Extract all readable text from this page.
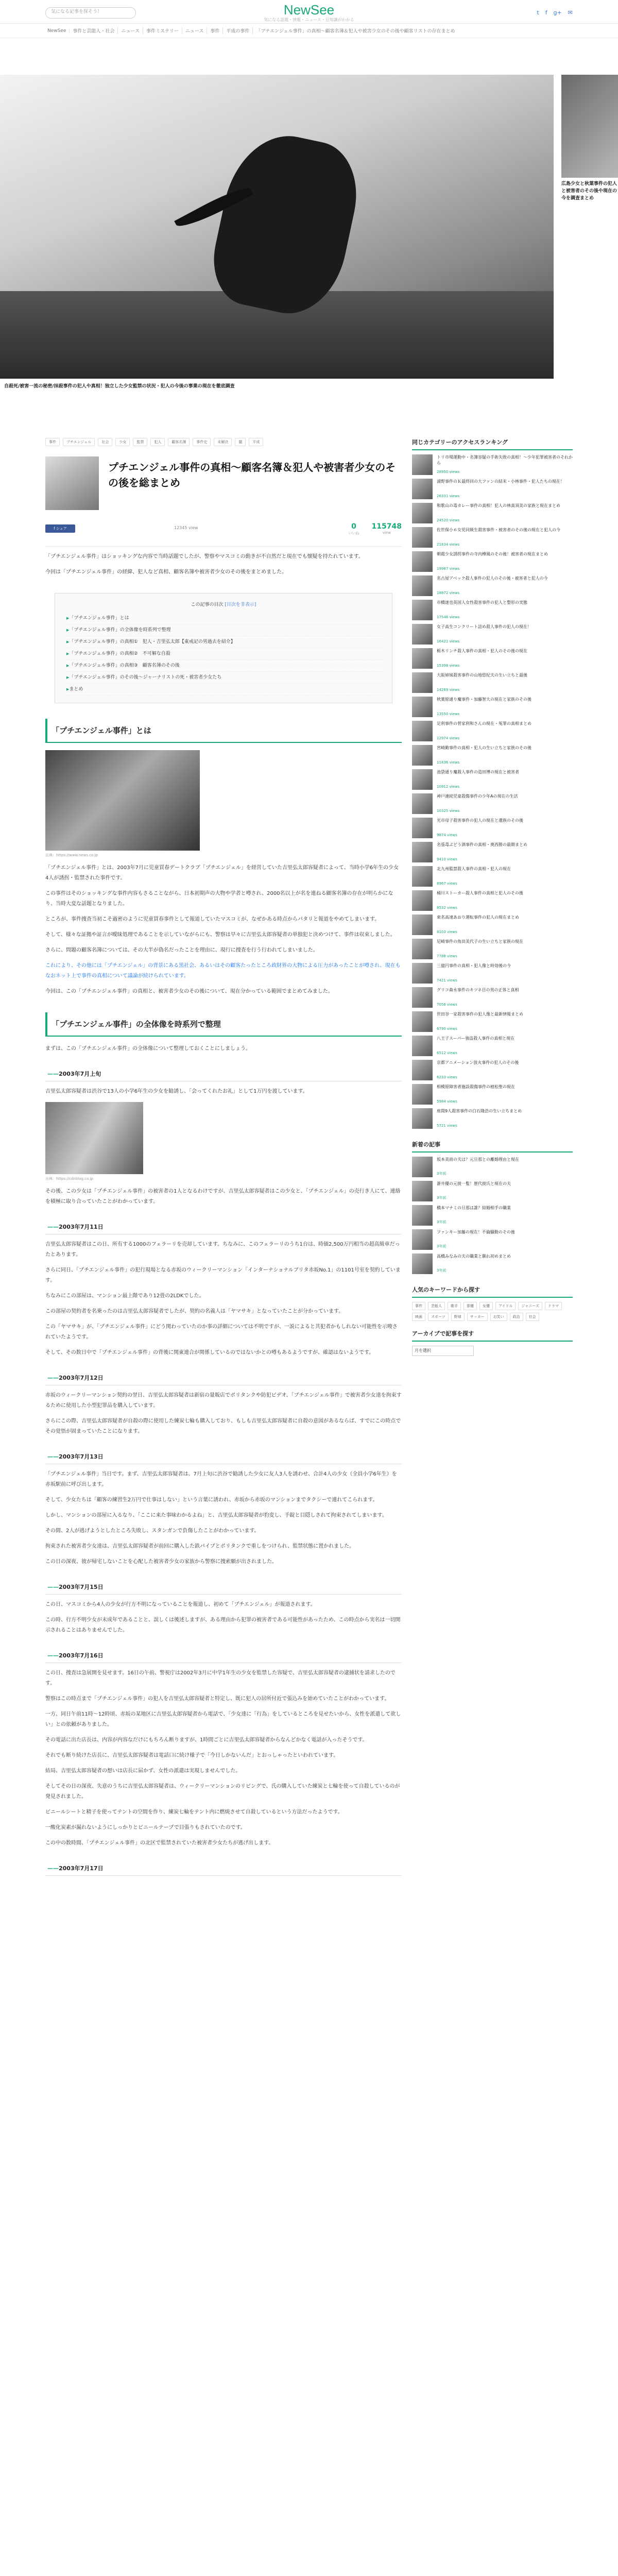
気になる記事を探そう！	NewSee
気になる話題・情報・ニュース・豆知識がわかる
t f g+ ✉
NewSee	事件と芸能人・社会	ニュース	事件ミステリー	ニュース	事件	平成の事件	「ブチエンジェル事件」の真相〜顧客名簿＆犯人や被害少女のその後や顧客リストの存在まとめ
広島少女と秋葉事件の犯人と被害者のその後や現在の今を調査まとめ
自殺死/被害一流の秘密/抹殺事件の犯人や真相！独立した少女監禁の状況・犯人の今後の事業の現在を徹底調査
事件	ブチエンジェル	社会	少女	監禁	犯人	顧客名簿	事件史	未解決	闇	平成
プチエンジェル事件の真相〜顧客名簿＆犯人や被害者少女のその後を総まとめ
f シェア	12345 view	0
いいね
115748
view

「プチエンジェル事件」はショッキングな内容で当時話題でしたが、警察やマスコミの動きが不自然だと現在でも懐疑を持たれています。

今回は「プチエンジェル事件」の経緯、犯人など真相、顧客名簿や被害者少女のその後をまとめました。

この記事の目次 [目次を非表示]
▶ 「プチエンジェル事件」とは
▶ 「プチエンジェル事件」の全体像を時系列で整理
▶ 「プチエンジェル事件」の真相①　犯人・吉里弘太郎【東戒記の男過去を紹介】
▶ 「プチエンジェル事件」の真相②　不可解な自殺
▶ 「プチエンジェル事件」の真相③　顧客名簿のその後
▶ 「プチエンジェル事件」のその後〜ジャーナリストの死・被害者少女たち
▶ まとめ
「プチエンジェル事件」とは
出典：https://www.news.co.jp

「プチエンジェル事件」とは、2003年7月に児童買春デートクラブ「プチエンジェル」を経営していた吉里弘太郎容疑者によって、当時小学6年生の少女4人が誘拐・監禁された事件です。

この事件はそのショッキングな事件内容もさることながら、日本初期声の大物や学者と噂され、2000名以上が名を連ねる顧客名簿の存在が明らかになり、当時大変な話題となりました。

ところが、事件捜査当初こそ過密のように児童買春事件として報道していたマスコミが、なぜかある時点からパタリと報道をやめてしまいます。

そして、様々な証拠や証言が曖昧処理であることを示していながらにも、警察は早々に吉里弘太郎容疑者の単独犯と決めつけて、事件は収束しました。

さらに、問題の顧客名簿については、その大半が偽名だったことを理由に、現行に捜査を行う行われてしまいました。

これにより、その他には「プチエンジェル」の背景にある黒社会、あるいはその顧客たったところ政財界の大物による圧力があったことが噂され、現在もなおネット上で事件の真相について議論が続けられています。

今回は、この「プチエンジェル事件」の真相と、被害者少女のその後について、現在分かっている範囲でまとめてみました。

「プチエンジェル事件」の全体像を時系列で整理

まずは、この「プチエンジェル事件」の全体像について整理しておくことにしましょう。

—— 2003年7月上旬

吉里弘太郎容疑者は渋谷で13人の小学6年生の少女を勧誘し、「会ってくれたお礼」として1万円を渡しています。

出典：https://cdnblog.co.jp

その後、この少女は「プチエンジェル事件」の被害者の1人となるわけですが、吉里弘太郎容疑者はこの少女と、「プチエンジェル」の売行き人にて、連絡を積極に取り合っていたことがわかっています。

—— 2003年7月11日

吉里弘太郎容疑者はこの日、所有する1000のフェラーリを売却しています。ちなみに、このフェラーリのうち1台は、時価2,500万円相当の超高級車だったとあります。

さらに同日、「プチエンジェル事件」の犯行現場となる赤坂のウィークリーマンション「インターナショナルブリタ赤坂No.1」の1101号室を契約しています。

ちなみにこの部屋は、マンション最上階であり12畳の2LDKでした。

この部屋の契約者を名乗ったのは吉里弘太郎容疑者でしたが、契約の名義人は「ヤマサキ」となっていたことが分かっています。

この「ヤマサキ」が、「プチエンジェル事件」にどう関わっていたのか事の詳細については不明ですが、一説によると共犯者かもしれない可能性を示唆されていたようです。

そして、その数日中で「プチエンジェル事件」の背後に関東連合が関係しているのではないかとの噂もあるようですが、確認はないようです。

—— 2003年7月12日

赤坂のウィークリーマンション契約の翌日、吉里弘太郎容疑者は新宿の量販店でポリタンクや防犯ビデオ、「プチエンジェル事件」で被害者少女達を拘束するために使用した小型犯罪品を購入しています。

さらにこの際、吉里弘太郎容疑者が自殺の際に使用した練炭七輪も購入しており、もしも吉里弘太郎容疑者に自殺の意図があるならば、すでにこの時点でその覚悟が固まっていたことになります。

—— 2003年7月13日

「プチエンジェル事件」当日です。まず、吉里弘太郎容疑者は、7月上旬に渋谷で勧誘した少女に友人3人を誘わせ、合計4人の少女（全員小学6年生）を赤坂駅前に呼び出します。

そして、少女たちは「顧客の練習生2万円で仕事はしない」という言葉に誘われ、赤坂から赤坂のマンションまでタクシーで連れてこられます。

しかし、マンションの部屋に入るなり、「ここに来た事味わかるよね」と、吉里弘太郎容疑者が豹変し、手錠と目隠しされて拘束されてしまいます。

その間、2人が逃げようとしたところ失敗し、スタンガンで負傷したことがわかっています。

拘束された被害者少女達は、吉里弘太郎容疑者が前回に購入した鉄パイプとポリタンクで重しをつけられ、監禁状態に置かれました。

この日の深夜、彼が帰宅しないことを心配した被害者少女の家族から警察に捜索願が出されました。

—— 2003年7月15日

この日、マスコミから4人の少女が行方不明になっていることを報道し、初めて「プチエンジェル」が報道されます。

この時、行方不明少女が未成年であることと、誤しくは後述しますが、ある理由から犯罪の被害者である可能性があったため、この時点から実名は一切開示されることはありませんでした。

—— 2003年7月16日

この日、捜査は急展開を見せます。16日の午前、警視庁は2002年3月に中学1年生の少女を監禁した容疑で、吉里弘太郎容疑者の逮捕状を請求したのです。

警察はこの時点まで「プチエンジェル事件」の犯人を吉里弘太郎容疑者と特定し、既に犯人の居所付近で張込みを始めていたことがわかっています。

一方、同日午前11時〜12時頃、赤坂の某地区に吉里弘太郎容疑者から電話で、「少女達に「行為」をしているところを見せたいから、女性を派遣して欲しい」との依頼がありました。

その電話に出た店長は、内容が内容なだけにもちろん断りますが、1時間ごとに吉里弘太郎容疑者からなんどかなく電話が入ったそうです。

それでも断り続けた店長に、吉里弘太郎容疑者は電話口に続け様子で「今日しかないんだ」とおっしゃったといわれています。

結局、吉里弘太郎容疑者の想いは店長に届かず、女性の派遣は実現しませんでした。

そしてその日の深夜、失意のうちに吉里弘太郎容疑者は、ウィークリーマンションのリビングで、氏の購入していた練炭と七輪を使って自殺しているのが発見されました。

ビニールシートと精子を使ってテントの空間を作り、練炭七輪をテント内に燃焼させて自殺しているという方法だったようです。

一酸化炭素が漏れないようにしっかりとビニールテープで目張りもされていたのです。

この中の数時間、「プチエンジェル事件」の北区で監禁されていた被害者少女たちが逃げ出します。

—— 2003年7月17日
同じカテゴリーのアクセスランキング
トリ市場運動中・名簿容疑の手術失敗の真相！〜少年犯罪被害者のそれから
28950 views
浦野事件のＫ最終回の大ファンの結末・小林事件・犯人たちの現在！
26331 views
和歌山の毒カレー事件の真相！犯人の林真須美の家族と現在まとめ
24520 views
佐世保小６女児同級生殺害事件・被害者のその後の現在と犯人の今
21834 views
朝霞少女誘拐事件の寺内樺風のその後！被害者の現在まとめ
19987 views
名古屋アベック殺人事件の犯人のその後・被害者と犯人の今
18872 views
市橋達也英国人女性殺害事件の犯人と整形の実態
17546 views
女子高生コンクリート詰め殺人事件の犯人の現在！
16421 views
栃木リンチ殺人事件の真相・犯人のその後の現在
15398 views
大阪姉妹殺害事件の山地悠紀夫の生い立ちと最後
14269 views
秋葉原通り魔事件・加藤智大の現在と家族のその後
13550 views
足利事件の菅家利和さんの現在・冤罪の真相まとめ
12974 views
宮崎勤事件の真相・犯人の生い立ちと家族のその後
11836 views
池袋通り魔殺人事件の造田博の現在と被害者
10912 views
神戸連続児童殺傷事件の少年Aの現在の生活
10325 views
光市母子殺害事件の犯人の現在と遺族のその後
9874 views
名張毒ぶどう酒事件の真相・奥西勝の最期まとめ
9410 views
北九州監禁殺人事件の真相・犯人の現在
8967 views
桶川ストーカー殺人事件の真相と犯人のその後
8532 views
東名高速あおり運転事件の犯人の現在まとめ
8103 views
尼崎事件の角田美代子の生い立ちと家族の現在
7788 views
三億円事件の真相・犯人像と時効後の今
7421 views
グリコ森永事件のキツネ目の男の正体と真相
7056 views
世田谷一家殺害事件の犯人像と最新情報まとめ
6790 views
八王子スーパー強盗殺人事件の真相と現在
6512 views
京都アニメーション放火事件の犯人のその後
6233 views
相模原障害者施設殺傷事件の植松聖の現在
5984 views
座間9人殺害事件の白石隆浩の生い立ちまとめ
5721 views
新着の記事
坂本美雨の夫は？元旦那との離婚理由と現在
3年前
蒼井優の元彼一覧！歴代彼氏と現在の夫
3年前
橋本マナミの旦那は誰？結婚相手の職業
3年前
ファンキー加藤の現在！不倫騒動のその後
3年前
高橋みなみの夫の職業と馴れ初めまとめ
3年前
人気のキーワードから探す
事件	芸能人	歌手	俳優	女優	アイドル	ジャニーズ	ドラマ
映画	スポーツ	野球	サッカー	お笑い	政治	社会
アーカイブで記事を探す
月を選択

### Directions for this task
Going through the entries above, tally each line that has the word "ヤマサキ". Answer with the number only.

### Result of the exercise
2